» What to work on: Single out the lines of the material that contain "France" and copy them.

» Exercise inputs:
----------

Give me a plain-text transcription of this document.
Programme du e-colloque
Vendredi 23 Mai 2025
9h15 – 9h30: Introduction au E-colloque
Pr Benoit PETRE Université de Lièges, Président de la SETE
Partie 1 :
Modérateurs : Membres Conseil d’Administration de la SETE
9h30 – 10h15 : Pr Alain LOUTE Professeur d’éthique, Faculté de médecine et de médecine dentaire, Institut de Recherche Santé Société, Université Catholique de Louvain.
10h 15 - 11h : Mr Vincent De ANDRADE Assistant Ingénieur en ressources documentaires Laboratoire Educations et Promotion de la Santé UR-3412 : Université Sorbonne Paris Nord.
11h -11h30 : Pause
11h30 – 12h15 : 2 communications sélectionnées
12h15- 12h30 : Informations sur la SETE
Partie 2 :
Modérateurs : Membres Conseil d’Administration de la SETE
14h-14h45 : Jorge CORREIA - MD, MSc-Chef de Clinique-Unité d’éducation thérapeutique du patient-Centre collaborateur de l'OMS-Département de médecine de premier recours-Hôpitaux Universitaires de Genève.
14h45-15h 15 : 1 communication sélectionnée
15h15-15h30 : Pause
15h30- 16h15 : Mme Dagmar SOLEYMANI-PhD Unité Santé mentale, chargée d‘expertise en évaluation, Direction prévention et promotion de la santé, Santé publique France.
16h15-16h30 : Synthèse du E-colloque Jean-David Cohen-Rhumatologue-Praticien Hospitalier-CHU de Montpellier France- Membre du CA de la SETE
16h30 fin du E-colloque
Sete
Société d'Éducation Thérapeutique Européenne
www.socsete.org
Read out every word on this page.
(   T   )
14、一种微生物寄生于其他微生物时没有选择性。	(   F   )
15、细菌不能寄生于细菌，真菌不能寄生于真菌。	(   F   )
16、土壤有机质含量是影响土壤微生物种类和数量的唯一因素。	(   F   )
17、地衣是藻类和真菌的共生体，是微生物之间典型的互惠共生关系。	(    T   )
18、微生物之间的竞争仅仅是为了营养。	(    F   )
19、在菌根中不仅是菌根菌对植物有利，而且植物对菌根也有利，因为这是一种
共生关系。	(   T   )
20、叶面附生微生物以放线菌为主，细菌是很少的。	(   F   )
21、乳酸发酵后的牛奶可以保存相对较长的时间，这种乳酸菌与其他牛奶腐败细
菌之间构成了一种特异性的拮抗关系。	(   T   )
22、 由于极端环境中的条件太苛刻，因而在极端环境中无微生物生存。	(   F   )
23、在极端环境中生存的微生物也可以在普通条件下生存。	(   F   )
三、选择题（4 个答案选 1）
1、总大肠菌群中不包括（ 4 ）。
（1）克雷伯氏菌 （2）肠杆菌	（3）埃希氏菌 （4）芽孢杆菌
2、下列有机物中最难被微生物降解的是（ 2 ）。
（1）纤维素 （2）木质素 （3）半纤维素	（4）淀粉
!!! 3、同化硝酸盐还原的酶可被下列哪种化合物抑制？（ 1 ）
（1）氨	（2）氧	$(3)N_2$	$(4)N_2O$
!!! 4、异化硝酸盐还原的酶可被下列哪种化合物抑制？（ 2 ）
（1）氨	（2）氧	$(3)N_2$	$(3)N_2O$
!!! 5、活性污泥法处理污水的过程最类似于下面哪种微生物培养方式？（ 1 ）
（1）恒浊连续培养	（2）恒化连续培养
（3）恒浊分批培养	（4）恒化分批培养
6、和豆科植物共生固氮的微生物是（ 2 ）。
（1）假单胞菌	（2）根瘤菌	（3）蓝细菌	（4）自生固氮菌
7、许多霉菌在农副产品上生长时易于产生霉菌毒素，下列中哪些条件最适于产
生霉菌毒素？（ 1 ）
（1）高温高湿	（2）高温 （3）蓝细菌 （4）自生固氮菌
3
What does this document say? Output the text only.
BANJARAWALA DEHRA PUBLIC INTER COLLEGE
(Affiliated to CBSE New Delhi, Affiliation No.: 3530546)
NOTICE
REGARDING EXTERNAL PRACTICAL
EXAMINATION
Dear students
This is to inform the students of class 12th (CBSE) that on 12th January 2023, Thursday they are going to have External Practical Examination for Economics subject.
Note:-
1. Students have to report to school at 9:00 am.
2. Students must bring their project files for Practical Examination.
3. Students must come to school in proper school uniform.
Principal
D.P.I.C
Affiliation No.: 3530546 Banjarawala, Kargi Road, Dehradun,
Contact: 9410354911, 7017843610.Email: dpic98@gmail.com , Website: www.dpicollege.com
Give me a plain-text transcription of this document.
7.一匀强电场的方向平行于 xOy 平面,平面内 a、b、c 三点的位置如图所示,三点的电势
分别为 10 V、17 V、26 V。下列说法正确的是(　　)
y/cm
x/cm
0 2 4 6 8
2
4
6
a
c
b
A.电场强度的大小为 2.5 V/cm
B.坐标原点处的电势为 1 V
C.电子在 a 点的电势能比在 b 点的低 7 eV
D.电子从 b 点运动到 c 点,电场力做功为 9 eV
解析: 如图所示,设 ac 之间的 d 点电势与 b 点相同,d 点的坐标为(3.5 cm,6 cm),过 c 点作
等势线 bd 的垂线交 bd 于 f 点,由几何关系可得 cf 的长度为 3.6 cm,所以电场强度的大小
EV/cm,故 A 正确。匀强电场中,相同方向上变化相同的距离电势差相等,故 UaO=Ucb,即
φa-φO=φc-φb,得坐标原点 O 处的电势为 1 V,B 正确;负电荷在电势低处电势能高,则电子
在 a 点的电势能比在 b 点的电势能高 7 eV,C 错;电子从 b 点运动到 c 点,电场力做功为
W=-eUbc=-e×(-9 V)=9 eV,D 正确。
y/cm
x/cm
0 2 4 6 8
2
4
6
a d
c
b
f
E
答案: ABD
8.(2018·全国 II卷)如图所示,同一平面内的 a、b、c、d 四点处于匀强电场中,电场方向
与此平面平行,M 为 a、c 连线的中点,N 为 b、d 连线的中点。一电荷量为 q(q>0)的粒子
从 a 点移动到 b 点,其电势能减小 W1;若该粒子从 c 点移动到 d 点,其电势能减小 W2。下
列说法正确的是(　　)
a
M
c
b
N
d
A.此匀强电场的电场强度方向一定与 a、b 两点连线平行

----------

» Answer to this problem:
15h30- 16h15 : Mme Dagmar SOLEYMANI-PhD Unité Santé mentale, chargée d‘expertise en évaluation, Direction prévention et promotion de la santé, Santé publique France.
16h15-16h30 : Synthèse du E-colloque Jean-David Cohen-Rhumatologue-Praticien Hospitalier-CHU de Montpellier France- Membre du CA de la SETE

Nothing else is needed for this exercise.